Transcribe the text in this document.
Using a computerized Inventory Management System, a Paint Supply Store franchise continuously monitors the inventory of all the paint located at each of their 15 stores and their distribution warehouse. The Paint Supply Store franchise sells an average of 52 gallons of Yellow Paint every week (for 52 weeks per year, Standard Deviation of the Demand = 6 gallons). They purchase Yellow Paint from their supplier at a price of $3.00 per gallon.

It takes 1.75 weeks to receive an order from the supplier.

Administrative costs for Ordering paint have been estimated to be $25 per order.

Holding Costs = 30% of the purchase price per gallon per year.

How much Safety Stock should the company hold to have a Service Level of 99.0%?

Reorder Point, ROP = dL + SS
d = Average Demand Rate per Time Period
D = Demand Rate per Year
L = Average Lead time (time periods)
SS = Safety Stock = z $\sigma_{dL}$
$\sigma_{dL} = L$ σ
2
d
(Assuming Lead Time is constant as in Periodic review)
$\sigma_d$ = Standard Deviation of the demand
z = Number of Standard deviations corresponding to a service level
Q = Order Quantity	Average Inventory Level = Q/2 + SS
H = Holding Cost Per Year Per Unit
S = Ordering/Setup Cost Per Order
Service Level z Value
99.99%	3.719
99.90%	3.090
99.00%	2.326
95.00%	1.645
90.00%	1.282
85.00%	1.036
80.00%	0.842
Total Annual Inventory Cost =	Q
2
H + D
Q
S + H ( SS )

********************

Written problem
List all lines holding the string "supplier".

Answer to the task
Using a computerized Inventory Management System, a Paint Supply Store franchise continuously monitors the inventory of all the paint located at each of their 15 stores and their distribution warehouse. The Paint Supply Store franchise sells an average of 52 gallons of Yellow Paint every week (for 52 weeks per year, Standard Deviation of the Demand = 6 gallons). They purchase Yellow Paint from their supplier at a price of $3.00 per gallon.
It takes 1.75 weeks to receive an order from the supplier.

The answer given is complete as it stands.